PROBLEM REQUIREMENTS = Give every line of the data again, unchanged, but with no pictures.

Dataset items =
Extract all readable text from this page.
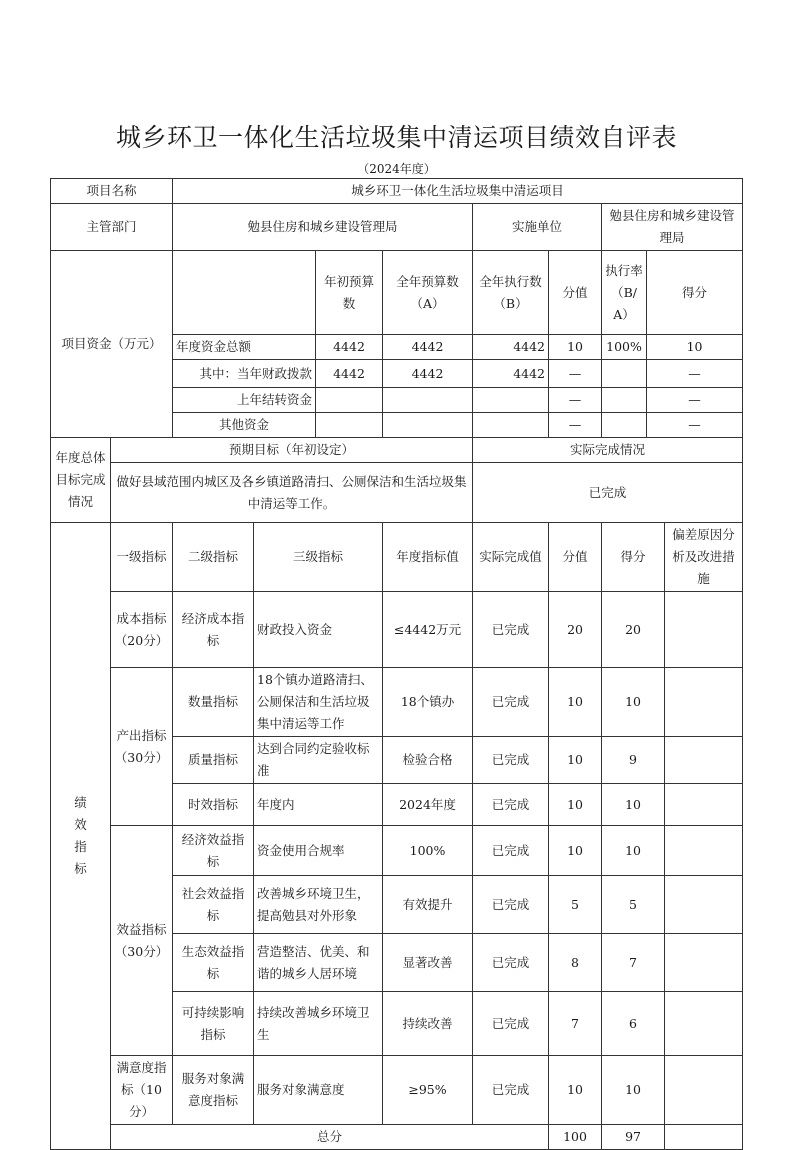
城乡环卫一体化生活垃圾集中清运项目绩效自评表
（2024年度）
项目名称		城乡环卫一体化生活垃圾集中清运项目								
主管部门		勉县住房和城乡建设管理局				实施单位		勉县住房和城乡建设管理局		
项目资金（万元）				年初预算数	全年预算数（A）	全年执行数（B）	分值	执行率（B/A）	得分	
		年度资金总额		4442	4442	4442	10	100%	10	
		其中：当年财政拨款		4442	4442	4442	—		—	
		上年结转资金					—		—	
		其他资金					—		—	
年度总体目标完成情况	预期目标（年初设定）					实际完成情况				
	做好县域范围内城区及各乡镇道路清扫、公厕保洁和生活垃圾集中清运等工作。					已完成				
绩效指标	一级指标	二级指标	三级指标		年度指标值	实际完成值	分值	得分		偏差原因分析及改进措施
	成本指标（20分）	经济成本指标	财政投入资金		≤4442万元	已完成	20	20		
	产出指标（30分）	数量指标	18个镇办道路清扫、公厕保洁和生活垃圾集中清运等工作		18个镇办	已完成	10	10		
		质量指标	达到合同约定验收标准		检验合格	已完成	10	9		
		时效指标	年度内		2024年度	已完成	10	10		
	效益指标（30分）	经济效益指标	资金使用合规率		100%	已完成	10	10		
		社会效益指标	改善城乡环境卫生，提高勉县对外形象		有效提升	已完成	5	5		
		生态效益指标	营造整洁、优美、和谐的城乡人居环境		显著改善	已完成	8	7		
		可持续影响指标	持续改善城乡环境卫生		持续改善	已完成	7	6		
	满意度指标（10分）	服务对象满意度指标	服务对象满意度		≥95%	已完成	10	10		
	总分						100	97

RESPONSE TO THIS TASK =
Extract all readable text from this page.
城乡环卫一体化生活垃圾集中清运项目绩效自评表
（2024年度）
项目名称		城乡环卫一体化生活垃圾集中清运项目								
主管部门		勉县住房和城乡建设管理局				实施单位		勉县住房和城乡建设管理局		
项目资金（万元）				年初预算数	全年预算数（A）	全年执行数（B）	分值	执行率（B/A）	得分	
		年度资金总额		4442	4442	4442	10	100%	10	
		其中：当年财政拨款		4442	4442	4442	—		—	
		上年结转资金					—		—	
		其他资金					—		—	
年度总体目标完成情况	预期目标（年初设定）					实际完成情况				
	做好县域范围内城区及各乡镇道路清扫、公厕保洁和生活垃圾集中清运等工作。					已完成				
绩效指标	一级指标	二级指标	三级指标		年度指标值	实际完成值	分值	得分		偏差原因分析及改进措施
	成本指标（20分）	经济成本指标	财政投入资金		≤4442万元	已完成	20	20		
	产出指标（30分）	数量指标	18个镇办道路清扫、公厕保洁和生活垃圾集中清运等工作		18个镇办	已完成	10	10		
		质量指标	达到合同约定验收标准		检验合格	已完成	10	9		
		时效指标	年度内		2024年度	已完成	10	10		
	效益指标（30分）	经济效益指标	资金使用合规率		100%	已完成	10	10		
		社会效益指标	改善城乡环境卫生，提高勉县对外形象		有效提升	已完成	5	5		
		生态效益指标	营造整洁、优美、和谐的城乡人居环境		显著改善	已完成	8	7		
		可持续影响指标	持续改善城乡环境卫生		持续改善	已完成	7	6		
	满意度指标（10分）	服务对象满意度指标	服务对象满意度		≥95%	已完成	10	10		
	总分						100	97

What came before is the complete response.